_PROBLEM TO WORK ON_:
Please render the lines from the first one through the line containing "2253, 1057, 2273]", both included, as a JSON list of strings with one string per line and blank lines omitted.

_GIVEN DATA_:
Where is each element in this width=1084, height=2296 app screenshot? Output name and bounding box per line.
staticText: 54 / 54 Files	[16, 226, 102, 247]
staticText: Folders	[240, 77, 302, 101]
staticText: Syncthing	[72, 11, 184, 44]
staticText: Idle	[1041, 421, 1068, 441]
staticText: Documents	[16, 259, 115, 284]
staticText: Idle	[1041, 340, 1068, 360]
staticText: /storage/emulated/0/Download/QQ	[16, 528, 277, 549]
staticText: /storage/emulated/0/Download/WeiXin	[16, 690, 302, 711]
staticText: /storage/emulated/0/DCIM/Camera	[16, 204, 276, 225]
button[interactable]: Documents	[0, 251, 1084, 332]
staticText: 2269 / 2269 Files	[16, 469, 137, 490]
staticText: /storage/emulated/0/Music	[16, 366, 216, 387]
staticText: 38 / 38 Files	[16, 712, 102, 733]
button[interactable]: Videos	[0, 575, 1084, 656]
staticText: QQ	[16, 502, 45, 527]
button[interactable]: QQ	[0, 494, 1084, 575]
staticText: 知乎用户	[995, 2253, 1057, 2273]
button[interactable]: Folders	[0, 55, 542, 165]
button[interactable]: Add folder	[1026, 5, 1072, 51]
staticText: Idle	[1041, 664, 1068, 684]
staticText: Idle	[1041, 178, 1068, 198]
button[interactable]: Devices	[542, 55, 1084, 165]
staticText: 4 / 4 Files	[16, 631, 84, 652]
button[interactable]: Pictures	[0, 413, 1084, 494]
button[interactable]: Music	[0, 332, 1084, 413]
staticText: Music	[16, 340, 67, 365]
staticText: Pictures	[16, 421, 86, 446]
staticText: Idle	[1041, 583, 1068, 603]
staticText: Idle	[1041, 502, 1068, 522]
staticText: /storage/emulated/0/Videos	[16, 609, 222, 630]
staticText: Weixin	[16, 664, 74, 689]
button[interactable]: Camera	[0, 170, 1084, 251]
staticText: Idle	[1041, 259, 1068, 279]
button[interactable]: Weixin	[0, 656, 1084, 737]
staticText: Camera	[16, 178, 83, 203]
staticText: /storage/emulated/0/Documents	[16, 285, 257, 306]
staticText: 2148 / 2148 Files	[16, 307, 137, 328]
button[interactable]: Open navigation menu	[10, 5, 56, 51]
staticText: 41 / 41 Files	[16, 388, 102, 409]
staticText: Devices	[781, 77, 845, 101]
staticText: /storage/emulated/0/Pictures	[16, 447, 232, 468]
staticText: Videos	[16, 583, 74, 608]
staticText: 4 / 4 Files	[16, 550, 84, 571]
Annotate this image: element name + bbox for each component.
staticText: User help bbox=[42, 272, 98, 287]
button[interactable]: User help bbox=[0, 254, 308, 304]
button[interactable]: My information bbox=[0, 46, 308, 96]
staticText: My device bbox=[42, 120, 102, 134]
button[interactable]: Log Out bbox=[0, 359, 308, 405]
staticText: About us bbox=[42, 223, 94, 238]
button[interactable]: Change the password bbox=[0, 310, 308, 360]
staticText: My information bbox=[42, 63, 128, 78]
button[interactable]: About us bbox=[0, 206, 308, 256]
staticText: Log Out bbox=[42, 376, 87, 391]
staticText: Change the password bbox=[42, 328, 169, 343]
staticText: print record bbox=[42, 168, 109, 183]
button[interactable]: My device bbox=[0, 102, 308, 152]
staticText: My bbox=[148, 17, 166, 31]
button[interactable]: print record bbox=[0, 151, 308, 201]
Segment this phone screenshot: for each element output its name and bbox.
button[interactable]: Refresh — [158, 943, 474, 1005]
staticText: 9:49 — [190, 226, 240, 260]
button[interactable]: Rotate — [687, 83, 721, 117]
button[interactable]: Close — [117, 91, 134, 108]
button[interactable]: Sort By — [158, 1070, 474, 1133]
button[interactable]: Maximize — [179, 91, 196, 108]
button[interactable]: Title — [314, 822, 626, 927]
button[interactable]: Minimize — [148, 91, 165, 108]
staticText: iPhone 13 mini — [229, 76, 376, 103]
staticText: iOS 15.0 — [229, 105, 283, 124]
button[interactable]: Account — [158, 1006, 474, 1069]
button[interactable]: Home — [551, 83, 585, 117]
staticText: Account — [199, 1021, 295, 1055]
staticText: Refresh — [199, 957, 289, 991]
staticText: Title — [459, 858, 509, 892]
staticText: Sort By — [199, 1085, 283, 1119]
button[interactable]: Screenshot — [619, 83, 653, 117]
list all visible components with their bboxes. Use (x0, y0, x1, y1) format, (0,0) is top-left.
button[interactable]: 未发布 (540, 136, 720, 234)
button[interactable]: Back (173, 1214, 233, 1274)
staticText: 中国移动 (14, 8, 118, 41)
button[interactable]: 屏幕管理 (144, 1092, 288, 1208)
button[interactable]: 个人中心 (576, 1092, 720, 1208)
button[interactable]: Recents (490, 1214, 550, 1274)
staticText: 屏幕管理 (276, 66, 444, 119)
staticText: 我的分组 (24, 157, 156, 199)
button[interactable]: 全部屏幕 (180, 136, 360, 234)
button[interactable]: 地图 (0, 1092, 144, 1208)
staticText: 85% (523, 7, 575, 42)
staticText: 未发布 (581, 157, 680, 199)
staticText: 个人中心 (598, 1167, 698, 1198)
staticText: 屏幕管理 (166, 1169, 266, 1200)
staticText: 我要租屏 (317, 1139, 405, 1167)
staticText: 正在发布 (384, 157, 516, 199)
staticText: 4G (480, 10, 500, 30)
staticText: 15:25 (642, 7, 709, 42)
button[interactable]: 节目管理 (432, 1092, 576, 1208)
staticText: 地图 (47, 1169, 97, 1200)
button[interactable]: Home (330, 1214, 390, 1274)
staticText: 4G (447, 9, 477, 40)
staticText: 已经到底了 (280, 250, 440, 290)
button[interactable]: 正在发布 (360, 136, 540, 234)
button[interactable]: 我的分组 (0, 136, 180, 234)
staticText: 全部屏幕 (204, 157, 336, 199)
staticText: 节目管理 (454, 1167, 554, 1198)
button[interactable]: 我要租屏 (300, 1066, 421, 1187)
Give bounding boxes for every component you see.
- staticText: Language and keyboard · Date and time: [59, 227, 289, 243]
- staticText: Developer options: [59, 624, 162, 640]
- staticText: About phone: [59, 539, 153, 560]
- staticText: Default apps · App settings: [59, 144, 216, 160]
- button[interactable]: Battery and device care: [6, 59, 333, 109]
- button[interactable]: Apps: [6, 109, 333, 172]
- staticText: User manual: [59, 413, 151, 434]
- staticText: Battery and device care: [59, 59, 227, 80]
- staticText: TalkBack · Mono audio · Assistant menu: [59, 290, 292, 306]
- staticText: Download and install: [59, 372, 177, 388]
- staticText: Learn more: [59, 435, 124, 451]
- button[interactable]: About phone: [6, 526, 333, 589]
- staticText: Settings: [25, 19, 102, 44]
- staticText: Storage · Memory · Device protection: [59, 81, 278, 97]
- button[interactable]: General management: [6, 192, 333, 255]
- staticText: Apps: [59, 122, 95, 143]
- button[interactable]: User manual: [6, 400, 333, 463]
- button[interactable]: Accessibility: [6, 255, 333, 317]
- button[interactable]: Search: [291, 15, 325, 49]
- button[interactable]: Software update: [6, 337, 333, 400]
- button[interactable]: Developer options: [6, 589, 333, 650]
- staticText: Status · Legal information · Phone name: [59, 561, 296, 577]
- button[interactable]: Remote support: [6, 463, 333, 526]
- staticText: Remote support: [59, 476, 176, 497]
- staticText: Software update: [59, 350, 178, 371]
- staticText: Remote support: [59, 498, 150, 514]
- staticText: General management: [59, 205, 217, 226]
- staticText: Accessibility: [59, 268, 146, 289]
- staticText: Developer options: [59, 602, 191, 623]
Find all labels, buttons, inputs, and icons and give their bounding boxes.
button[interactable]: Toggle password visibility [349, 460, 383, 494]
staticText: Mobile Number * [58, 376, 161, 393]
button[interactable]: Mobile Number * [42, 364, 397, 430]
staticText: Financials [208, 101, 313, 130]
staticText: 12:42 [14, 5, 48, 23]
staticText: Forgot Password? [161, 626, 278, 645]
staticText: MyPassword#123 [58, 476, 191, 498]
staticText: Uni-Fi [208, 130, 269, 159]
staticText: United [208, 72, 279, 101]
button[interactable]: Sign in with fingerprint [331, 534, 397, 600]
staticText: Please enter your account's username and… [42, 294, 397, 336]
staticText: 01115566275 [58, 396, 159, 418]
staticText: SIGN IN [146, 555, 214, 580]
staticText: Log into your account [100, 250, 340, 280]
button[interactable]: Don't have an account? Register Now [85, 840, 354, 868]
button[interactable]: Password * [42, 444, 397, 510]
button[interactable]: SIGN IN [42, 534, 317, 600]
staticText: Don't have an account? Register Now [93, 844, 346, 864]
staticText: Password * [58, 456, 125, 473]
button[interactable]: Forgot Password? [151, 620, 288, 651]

_RESULT OF THIS EXERCISE_:
[
  "Where is each element in this width=1084, height=2296 app screenshot? Output name and bounding box per line.",
  "staticText: 54 / 54 Files\t[16, 226, 102, 247]",
  "staticText: Folders\t[240, 77, 302, 101]",
  "staticText: Syncthing\t[72, 11, 184, 44]",
  "staticText: Idle\t[1041, 421, 1068, 441]",
  "staticText: Documents\t[16, 259, 115, 284]",
  "staticText: Idle\t[1041, 340, 1068, 360]",
  "staticText: /storage/emulated/0/Download/QQ\t[16, 528, 277, 549]",
  "staticText: /storage/emulated/0/Download/WeiXin\t[16, 690, 302, 711]",
  "staticText: /storage/emulated/0/DCIM/Camera\t[16, 204, 276, 225]",
  "button[interactable]: Documents\t[0, 251, 1084, 332]",
  "staticText: 2269 / 2269 Files\t[16, 469, 137, 490]",
  "staticText: /storage/emulated/0/Music\t[16, 366, 216, 387]",
  "staticText: 38 / 38 Files\t[16, 712, 102, 733]",
  "button[interactable]: Videos\t[0, 575, 1084, 656]",
  "staticText: QQ\t[16, 502, 45, 527]",
  "button[interactable]: QQ\t[0, 494, 1084, 575]",
  "staticText: 知乎用户\t[995, 2253, 1057, 2273]"
]